[Data records]
- - -

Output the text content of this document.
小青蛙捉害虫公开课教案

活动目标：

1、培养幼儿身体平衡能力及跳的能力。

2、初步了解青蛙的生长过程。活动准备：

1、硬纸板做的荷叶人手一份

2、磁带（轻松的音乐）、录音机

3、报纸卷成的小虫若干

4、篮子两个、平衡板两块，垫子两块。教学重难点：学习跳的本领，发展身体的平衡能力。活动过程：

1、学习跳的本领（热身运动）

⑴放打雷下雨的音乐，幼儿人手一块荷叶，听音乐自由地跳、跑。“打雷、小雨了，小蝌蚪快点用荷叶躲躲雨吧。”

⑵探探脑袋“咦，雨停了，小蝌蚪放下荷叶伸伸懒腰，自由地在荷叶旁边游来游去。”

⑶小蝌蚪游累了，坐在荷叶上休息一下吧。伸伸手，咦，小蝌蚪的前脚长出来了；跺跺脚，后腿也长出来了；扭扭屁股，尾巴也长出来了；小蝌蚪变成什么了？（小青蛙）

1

- - -

§ TASK:
Output the full listing exactly as it stands.

§ THE SOLUTION:
Output the text content of this document.
小青蛙捉害虫公开课教案

活动目标：

1、培养幼儿身体平衡能力及跳的能力。

2、初步了解青蛙的生长过程。活动准备：

1、硬纸板做的荷叶人手一份

2、磁带（轻松的音乐）、录音机

3、报纸卷成的小虫若干

4、篮子两个、平衡板两块，垫子两块。教学重难点：学习跳的本领，发展身体的平衡能力。活动过程：

1、学习跳的本领（热身运动）

⑴放打雷下雨的音乐，幼儿人手一块荷叶，听音乐自由地跳、跑。“打雷、小雨了，小蝌蚪快点用荷叶躲躲雨吧。”

⑵探探脑袋“咦，雨停了，小蝌蚪放下荷叶伸伸懒腰，自由地在荷叶旁边游来游去。”

⑶小蝌蚪游累了，坐在荷叶上休息一下吧。伸伸手，咦，小蝌蚪的前脚长出来了；跺跺脚，后腿也长出来了；扭扭屁股，尾巴也长出来了；小蝌蚪变成什么了？（小青蛙）

1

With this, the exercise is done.